BEGIN DATA TO USE

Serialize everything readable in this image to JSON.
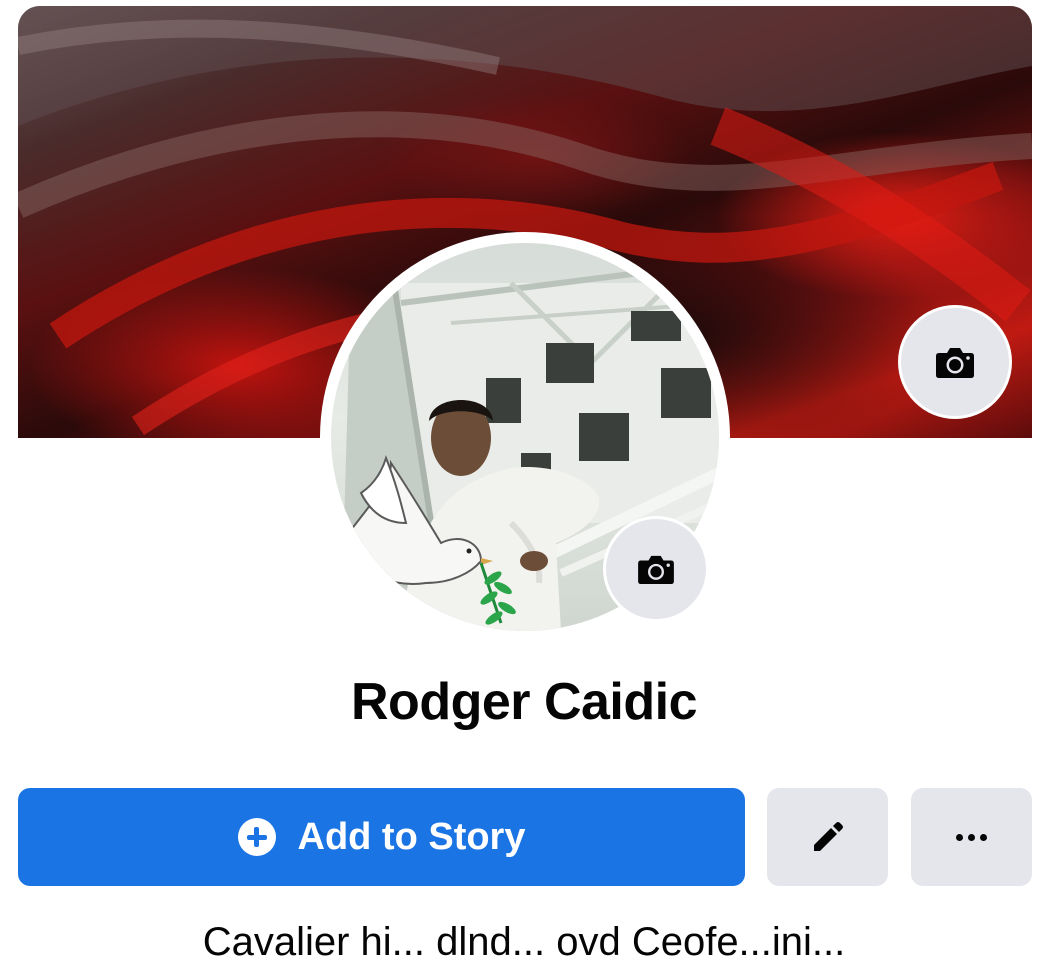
{
  "profile": {
    "name": "Rodger Caidic",
    "bio_partial": "Cavalier hi... dlnd... ovd Ceofe...ini..."
  },
  "actions": {
    "add_story_label": "Add to Story",
    "add_story_icon": "plus-circle-icon",
    "edit_icon": "pencil-icon",
    "more_icon": "ellipsis-icon"
  },
  "cover": {
    "edit_icon": "camera-icon"
  },
  "avatar": {
    "edit_icon": "camera-icon"
  },
  "colors": {
    "primary_button": "#1b74e4",
    "secondary_button": "#e4e6eb",
    "text": "#050505"
  }
}
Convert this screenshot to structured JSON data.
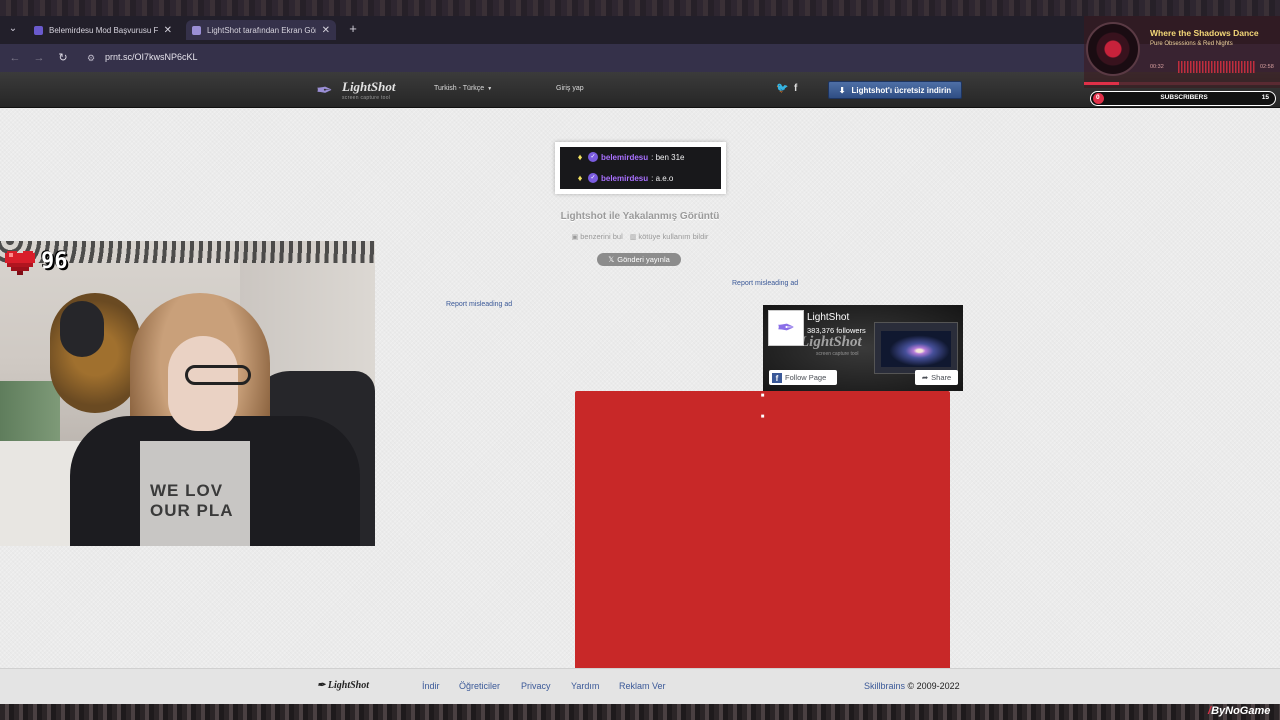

END DATA TO USE

- _DIRECTIONS_
All of the lines above should be printed exactly, minus the pictures.

- _RESULT_
Serialize everything readable in this image to JSON.
{
  "profile": {
    "name": "Rodger Caidic",
    "bio_partial": "Cavalier hi... dlnd... ovd Ceofe...ini..."
  },
  "actions": {
    "add_story_label": "Add to Story",
    "add_story_icon": "plus-circle-icon",
    "edit_icon": "pencil-icon",
    "more_icon": "ellipsis-icon"
  },
  "cover": {
    "edit_icon": "camera-icon"
  },
  "avatar": {
    "edit_icon": "camera-icon"
  },
  "colors": {
    "primary_button": "#1b74e4",
    "secondary_button": "#e4e6eb",
    "text": "#050505"
  }
}
Convert this screenshot to structured JSON data.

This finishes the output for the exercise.